PROVIDED PASSAGE »
# # #

Analysis: Section 3 of the Act brought about vesting of the estate, and Section 4(a) expressly carried with it the proprietor's or tenure-holder's interests in hats, bazars, melas and allied sairati interests, subject only to the interests expressly saved by the Act. Section 5 preserved homesteads, but a homestead was a dwelling house used for residence or letting out, with its appurtenant land and structures, and not a commercial complex used for regular buying and selling. Reading Sections 4, 5, 6, 7, 7A, 7B and 7C together, the Act drew a distinction between saved homesteads and vested bazars. The complexes in question consisted of rows of shops and were continuously used as markets for commercial activity; they were not dwelling houses merely because shops had once stood on the land or because rents were collected periodically. The statutory scheme also showed that the Act did not confine vesting of bazars to rural areas or periodical village hats; it covered bazars as commercial markets wherever they were held by the intermediary.
Conclusion: The bazars or market complexes were held to be covered by Section 4(a) and vested in the State, and they were not protected as homesteads under Section 5.
Final Conclusion: The challenge to the vesting of the market complexes failed, and the Full Bench view sustaining the State's claim was affirmed.
Ratio Decidendi: Under the Bihar Land Reforms Act, a bazar means a commercial market complex held by the intermediary, and such bazars vest in the State under Section 4(a); they are not homesteads merely because shops or structures exist on the land or because the property was once used for residential purposes.

# # #

PROVIDED RECORDS »
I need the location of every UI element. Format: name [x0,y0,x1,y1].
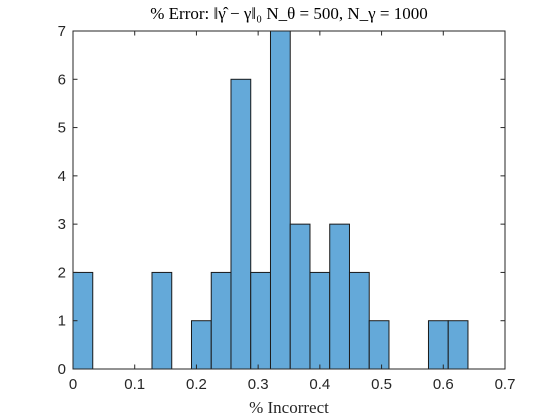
histogram-bar-11 [368,320,390,370]
axes-frame [72,30,506,370]
histogram-bar-1 [151,271,173,370]
histogram-bar-6 [269,30,291,370]
x-tick-label: 0.4 [309,376,330,393]
histogram-bar-9 [329,223,350,370]
x-tick-label: 0.5 [371,376,392,393]
histogram-bar-4 [230,78,252,370]
histogram-bar-8 [309,271,331,370]
axes-box [72,30,506,370]
histogram-bar-12 [427,320,449,370]
chart-title: % Error: ‖γ̂ − γ‖₀ N_θ = 500, N_γ = 1000 [150,4,427,23]
histogram-bar-13 [447,320,469,370]
histogram-bar-3 [210,271,232,370]
histogram-bar-5 [250,271,271,370]
x-axis-label: % Incorrect [249,398,329,417]
x-tick-label: 0.7 [495,376,516,393]
x-tick-label: 0.1 [124,376,145,393]
x-axis-ticks: 0 0.1 0.2 0.3 0.4 0.5 0.6 0.7 [69,31,516,393]
x-tick-label: 0.2 [186,376,207,393]
histogram-bar-7 [289,223,311,370]
y-tick-label: 7 [58,23,66,40]
y-tick-label: 2 [58,264,66,281]
x-tick-label: 0 [69,376,77,393]
y-tick-label: 6 [58,71,66,88]
y-tick-label: 3 [58,216,66,233]
histogram-bar-10 [348,271,370,370]
y-axis-ticks: 0 1 2 3 4 5 6 7 [58,23,505,378]
x-tick-label: 0.6 [433,376,454,393]
histogram-bar-2 [190,320,212,370]
y-tick-label: 5 [58,120,66,137]
y-tick-label: 0 [58,361,66,378]
histogram-bars [72,30,469,370]
y-tick-label: 1 [58,313,66,330]
y-tick-label: 4 [58,168,66,185]
x-tick-label: 0.3 [248,376,269,393]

# # #

WHAT YOU WILL DO »
[1] According to the Bihar Land Reforms Act ruling, what is a homestead under Section 5?
[2] Repeat the portion of the Bihar Land Reforms Act ruling between "Conclusion: The bazars" and "claim was affirmed.", inclusive.

TASK-BY-TASK OUTPUTS »
[1] A dwelling house used for residence or letting out, with its appurtenant land and structures.

[2]
Conclusion: The bazars or market complexes were held to be covered by Section 4(a) and vested in the State, and they were not protected as homesteads under Section 5.
Final Conclusion: The challenge to the vesting of the market complexes failed, and the Full Bench view sustaining the State's claim was affirmed.